INSTRUCTION: For each line of the data below that holds "this", copy the line.

DATA SHOWN:
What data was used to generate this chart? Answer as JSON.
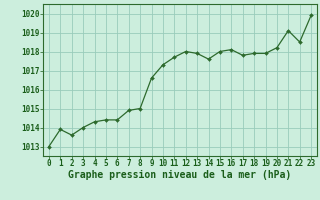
{
  "x": [
    0,
    1,
    2,
    3,
    4,
    5,
    6,
    7,
    8,
    9,
    10,
    11,
    12,
    13,
    14,
    15,
    16,
    17,
    18,
    19,
    20,
    21,
    22,
    23
  ],
  "y": [
    1013.0,
    1013.9,
    1013.6,
    1014.0,
    1014.3,
    1014.4,
    1014.4,
    1014.9,
    1015.0,
    1016.6,
    1017.3,
    1017.7,
    1018.0,
    1017.9,
    1017.6,
    1018.0,
    1018.1,
    1017.8,
    1017.9,
    1017.9,
    1018.2,
    1019.1,
    1018.5,
    1019.9
  ],
  "yticks": [
    1013,
    1014,
    1015,
    1016,
    1017,
    1018,
    1019,
    1020
  ],
  "xticks": [
    0,
    1,
    2,
    3,
    4,
    5,
    6,
    7,
    8,
    9,
    10,
    11,
    12,
    13,
    14,
    15,
    16,
    17,
    18,
    19,
    20,
    21,
    22,
    23
  ],
  "ylim": [
    1012.5,
    1020.5
  ],
  "xlim": [
    -0.5,
    23.5
  ],
  "line_color": "#2d6a2d",
  "marker_color": "#2d6a2d",
  "bg_color": "#cceedd",
  "grid_color": "#99ccbb",
  "xlabel": "Graphe pression niveau de la mer (hPa)",
  "xlabel_color": "#1a5e1a",
  "xlabel_fontsize": 7.0,
  "tick_color": "#1a5e1a",
  "tick_fontsize": 5.5,
  "spine_color": "#2d6a2d"
}
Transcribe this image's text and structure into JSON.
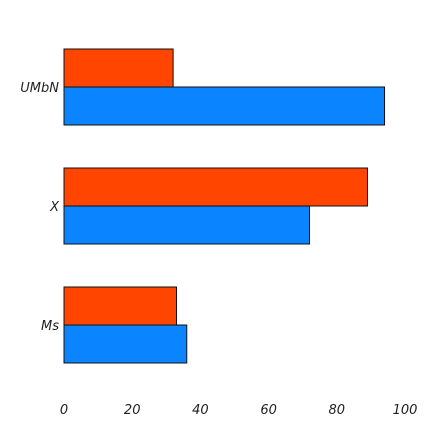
{
  "chart_data": {
    "type": "bar",
    "orientation": "horizontal",
    "categories": [
      "UMbN",
      "X",
      "Ms"
    ],
    "series": [
      {
        "values": [
          32,
          89,
          33
        ],
        "color": "#ff4500"
      },
      {
        "values": [
          94,
          72,
          36
        ],
        "color": "#0a84ff"
      }
    ],
    "xlim": [
      0,
      100
    ],
    "x_ticks": [
      0,
      20,
      40,
      60,
      80,
      100
    ],
    "x_tick_labels": [
      "0",
      "20",
      "40",
      "60",
      "80",
      "100"
    ],
    "title": "",
    "xlabel": "",
    "ylabel": "",
    "grid": false,
    "legend": "none"
  }
}
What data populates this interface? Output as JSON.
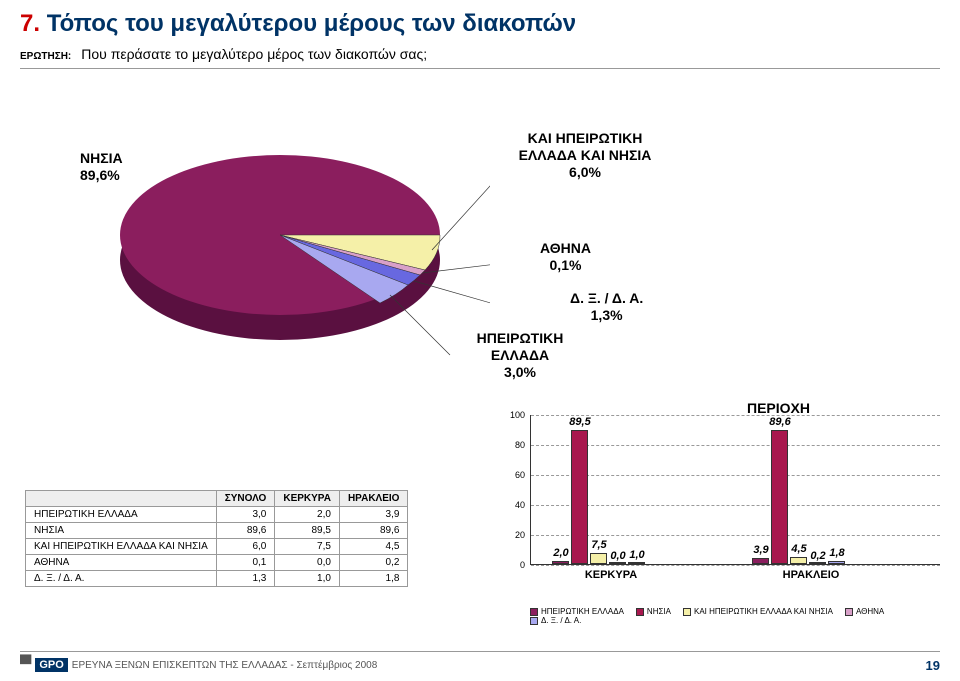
{
  "header": {
    "number": "7.",
    "title": "Τόπος του μεγαλύτερου μέρους των διακοπών",
    "question_label": "ΕΡΩΤΗΣΗ:",
    "question_text": "Που περάσατε το μεγαλύτερο μέρος των διακοπών σας;"
  },
  "pie": {
    "labels": {
      "nisia": {
        "name": "ΝΗΣΙΑ",
        "pct": "89,6%"
      },
      "kai_ip": {
        "name": "ΚΑΙ ΗΠΕΙΡΩΤΙΚΗ ΕΛΛΑΔΑ ΚΑΙ ΝΗΣΙΑ",
        "pct": "6,0%"
      },
      "athina": {
        "name": "ΑΘΗΝΑ",
        "pct": "0,1%"
      },
      "dxda": {
        "name": "Δ. Ξ. / Δ. Α.",
        "pct": "1,3%"
      },
      "ipirotiki": {
        "name": "ΗΠΕΙΡΩΤΙΚΗ ΕΛΛΑΔΑ",
        "pct": "3,0%"
      }
    },
    "slice_colors": {
      "nisia": "#8b1e5e",
      "kai_ip": "#f5f0a8",
      "athina": "#d8a0c8",
      "dxda": "#6868e0",
      "ipirotiki": "#a8a8f0"
    }
  },
  "bar": {
    "title": "ΠΕΡΙΟΧΗ",
    "ylim": [
      0,
      100
    ],
    "ytick_step": 20,
    "categories": [
      "ΚΕΡΚΥΡΑ",
      "ΗΡΑΚΛΕΙΟ"
    ],
    "series": [
      {
        "name": "ΗΠΕΙΡΩΤΙΚΗ ΕΛΛΑΔΑ",
        "color": "#8b1e5e",
        "values": [
          "2,0",
          "3,9"
        ],
        "nums": [
          2.0,
          3.9
        ]
      },
      {
        "name": "ΝΗΣΙΑ",
        "color": "#a8184e",
        "values": [
          "89,5",
          "89,6"
        ],
        "nums": [
          89.5,
          89.6
        ]
      },
      {
        "name": "ΚΑΙ ΗΠΕΙΡΩΤΙΚΗ ΕΛΛΑΔΑ ΚΑΙ ΝΗΣΙΑ",
        "color": "#f5f0a8",
        "values": [
          "7,5",
          "4,5"
        ],
        "nums": [
          7.5,
          4.5
        ]
      },
      {
        "name": "ΑΘΗΝΑ",
        "color": "#d8a0c8",
        "values": [
          "0,0",
          "0,2"
        ],
        "nums": [
          0.0,
          0.2
        ]
      },
      {
        "name": "Δ. Ξ. / Δ. Α.",
        "color": "#a8a8f0",
        "values": [
          "1,0",
          "1,8"
        ],
        "nums": [
          1.0,
          1.8
        ]
      }
    ]
  },
  "table": {
    "headers": [
      "",
      "ΣΥΝΟΛΟ",
      "ΚΕΡΚΥΡΑ",
      "ΗΡΑΚΛΕΙΟ"
    ],
    "rows": [
      [
        "ΗΠΕΙΡΩΤΙΚΗ ΕΛΛΑΔΑ",
        "3,0",
        "2,0",
        "3,9"
      ],
      [
        "ΝΗΣΙΑ",
        "89,6",
        "89,5",
        "89,6"
      ],
      [
        "ΚΑΙ ΗΠΕΙΡΩΤΙΚΗ ΕΛΛΑΔΑ ΚΑΙ ΝΗΣΙΑ",
        "6,0",
        "7,5",
        "4,5"
      ],
      [
        "ΑΘΗΝΑ",
        "0,1",
        "0,0",
        "0,2"
      ],
      [
        "Δ. Ξ. / Δ. Α.",
        "1,3",
        "1,0",
        "1,8"
      ]
    ]
  },
  "footer": {
    "logo_text": "GPO",
    "text": "ΕΡΕΥΝΑ ΞΕΝΩΝ ΕΠΙΣΚΕΠΤΩΝ ΤΗΣ ΕΛΛΑΔΑΣ  -  Σεπτέμβριος 2008",
    "page": "19"
  }
}
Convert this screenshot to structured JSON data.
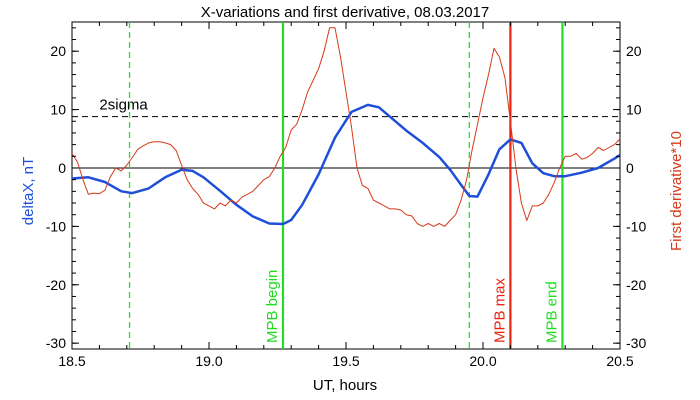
{
  "chart_data": {
    "type": "line",
    "title": "X-variations and first derivative, 08.03.2017",
    "xlabel": "UT, hours",
    "ylabel_left": "deltaX, nT",
    "ylabel_right": "First derivative*10",
    "xlim": [
      18.5,
      20.5
    ],
    "ylim": [
      -31,
      25
    ],
    "x_ticks": [
      18.5,
      19.0,
      19.5,
      20.0,
      20.5
    ],
    "x_tick_labels": [
      "18.5",
      "19.0",
      "19.5",
      "20.0",
      "20.5"
    ],
    "y_ticks": [
      20,
      10,
      0,
      -10,
      -20,
      -30
    ],
    "y_tick_labels": [
      "20",
      "10",
      "0",
      "-10",
      "-20",
      "-30"
    ],
    "colors": {
      "deltaX": "#1f4fd8",
      "derivative": "#d63a1a",
      "mpb": "#22dd22",
      "mpb_max": "#ee2211"
    },
    "sigma": {
      "value": 8.8,
      "label": "2sigma"
    },
    "zero_line": 0,
    "markers": [
      {
        "x": 18.71,
        "style": "dashed",
        "color": "#22dd22",
        "label": ""
      },
      {
        "x": 19.27,
        "style": "solid",
        "color": "#22dd22",
        "label": "MPB begin"
      },
      {
        "x": 19.95,
        "style": "dashed",
        "color": "#22dd22",
        "label": ""
      },
      {
        "x": 20.1,
        "style": "solid",
        "color": "#ee2211",
        "label": "MPB max"
      },
      {
        "x": 20.29,
        "style": "solid",
        "color": "#22dd22",
        "label": "MPB end"
      }
    ],
    "series": [
      {
        "name": "deltaX",
        "x": [
          18.5,
          18.56,
          18.62,
          18.68,
          18.72,
          18.78,
          18.84,
          18.9,
          18.94,
          18.98,
          19.04,
          19.1,
          19.16,
          19.22,
          19.27,
          19.3,
          19.34,
          19.4,
          19.46,
          19.52,
          19.58,
          19.62,
          19.66,
          19.72,
          19.78,
          19.84,
          19.88,
          19.92,
          19.95,
          19.98,
          20.02,
          20.06,
          20.1,
          20.14,
          20.18,
          20.22,
          20.26,
          20.3,
          20.36,
          20.42,
          20.48,
          20.5
        ],
        "y": [
          -1.8,
          -1.6,
          -2.4,
          -4.0,
          -4.3,
          -3.5,
          -1.6,
          -0.3,
          -0.5,
          -1.6,
          -3.9,
          -6.3,
          -8.3,
          -9.5,
          -9.6,
          -8.9,
          -6.3,
          -1.1,
          5.2,
          9.6,
          10.8,
          10.4,
          8.8,
          6.4,
          4.3,
          1.9,
          -0.3,
          -2.9,
          -4.8,
          -4.9,
          -1.1,
          3.2,
          4.9,
          4.3,
          0.8,
          -0.9,
          -1.4,
          -1.4,
          -0.8,
          0.0,
          1.6,
          2.2
        ]
      },
      {
        "name": "derivative",
        "x": [
          18.5,
          18.52,
          18.54,
          18.56,
          18.58,
          18.6,
          18.62,
          18.64,
          18.66,
          18.68,
          18.7,
          18.72,
          18.74,
          18.76,
          18.78,
          18.8,
          18.82,
          18.84,
          18.86,
          18.88,
          18.9,
          18.92,
          18.94,
          18.96,
          18.98,
          19.0,
          19.02,
          19.04,
          19.06,
          19.08,
          19.1,
          19.12,
          19.14,
          19.16,
          19.18,
          19.2,
          19.22,
          19.24,
          19.26,
          19.28,
          19.3,
          19.32,
          19.34,
          19.36,
          19.38,
          19.4,
          19.42,
          19.44,
          19.46,
          19.48,
          19.5,
          19.52,
          19.54,
          19.56,
          19.58,
          19.6,
          19.62,
          19.64,
          19.66,
          19.68,
          19.7,
          19.72,
          19.74,
          19.76,
          19.78,
          19.8,
          19.82,
          19.84,
          19.86,
          19.88,
          19.9,
          19.92,
          19.94,
          19.96,
          19.98,
          20.0,
          20.02,
          20.04,
          20.06,
          20.08,
          20.1,
          20.12,
          20.14,
          20.16,
          20.18,
          20.2,
          20.22,
          20.24,
          20.26,
          20.28,
          20.3,
          20.32,
          20.34,
          20.36,
          20.38,
          20.4,
          20.42,
          20.44,
          20.46,
          20.48,
          20.5
        ],
        "y": [
          2.5,
          1.0,
          -2.0,
          -4.5,
          -4.3,
          -4.4,
          -3.8,
          -1.5,
          0.0,
          -0.5,
          0.5,
          1.8,
          3.2,
          3.8,
          4.3,
          4.5,
          4.5,
          4.3,
          4.0,
          3.0,
          0.5,
          -2.0,
          -3.5,
          -4.5,
          -6.0,
          -6.5,
          -7.0,
          -6.0,
          -6.5,
          -5.5,
          -6.0,
          -5.0,
          -4.5,
          -4.0,
          -3.0,
          -2.0,
          -1.5,
          0.0,
          2.0,
          3.5,
          6.5,
          7.5,
          10.0,
          13.0,
          15.0,
          17.0,
          20.0,
          24.0,
          24.0,
          19.0,
          13.0,
          7.0,
          0.0,
          -3.0,
          -3.5,
          -5.5,
          -6.0,
          -6.5,
          -7.0,
          -7.0,
          -7.2,
          -8.0,
          -8.2,
          -9.5,
          -10.0,
          -9.5,
          -10.0,
          -9.5,
          -10.0,
          -9.0,
          -8.0,
          -5.5,
          -2.0,
          3.0,
          7.5,
          12.0,
          16.0,
          20.5,
          19.0,
          15.5,
          8.0,
          0.0,
          -6.0,
          -9.0,
          -6.5,
          -6.5,
          -6.0,
          -4.5,
          -2.5,
          0.0,
          2.0,
          2.0,
          2.5,
          1.5,
          1.8,
          2.5,
          3.5,
          3.0,
          3.5,
          4.0,
          5.0
        ]
      }
    ]
  }
}
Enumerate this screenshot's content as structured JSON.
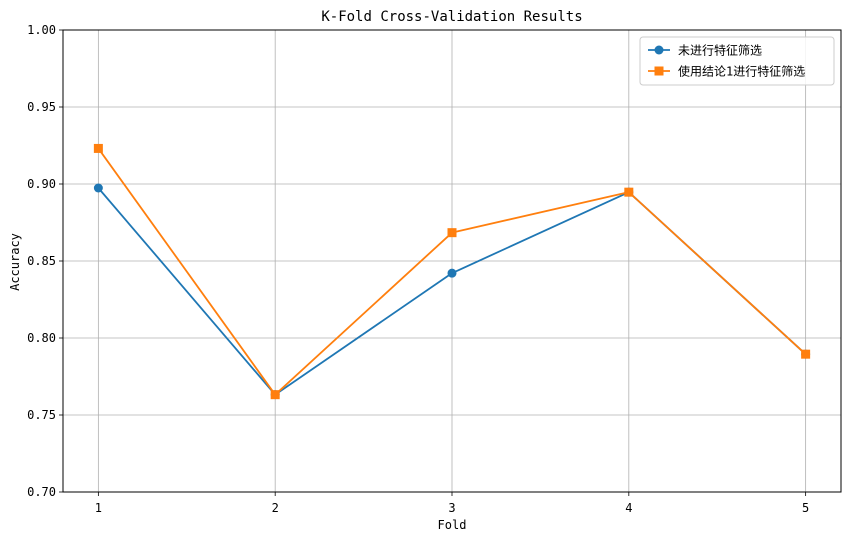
{
  "chart_data": {
    "type": "line",
    "title": "K-Fold Cross-Validation Results",
    "xlabel": "Fold",
    "ylabel": "Accuracy",
    "x": [
      1,
      2,
      3,
      4,
      5
    ],
    "x_ticks": [
      "1",
      "2",
      "3",
      "4",
      "5"
    ],
    "xlim": [
      0.8,
      5.2
    ],
    "ylim": [
      0.7,
      1.0
    ],
    "y_ticks": [
      "0.70",
      "0.75",
      "0.80",
      "0.85",
      "0.90",
      "0.95",
      "1.00"
    ],
    "grid": true,
    "legend_position": "top-right",
    "series": [
      {
        "name": "未进行特征筛选",
        "values": [
          0.8974,
          0.7632,
          0.8421,
          0.8947,
          0.7895
        ],
        "color": "#1f77b4",
        "marker": "circle"
      },
      {
        "name": "使用结论1进行特征筛选",
        "values": [
          0.9231,
          0.7632,
          0.8684,
          0.8947,
          0.7895
        ],
        "color": "#ff7f0e",
        "marker": "square"
      }
    ]
  }
}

THE RESPONSE:
What data was used to generate this chart? Answer as JSON.
Transcribe this image's text and structure into JSON.
What data populates this interface? Output as JSON.
Convert this screenshot to structured JSON data.
Enumerate this screenshot's content as structured JSON.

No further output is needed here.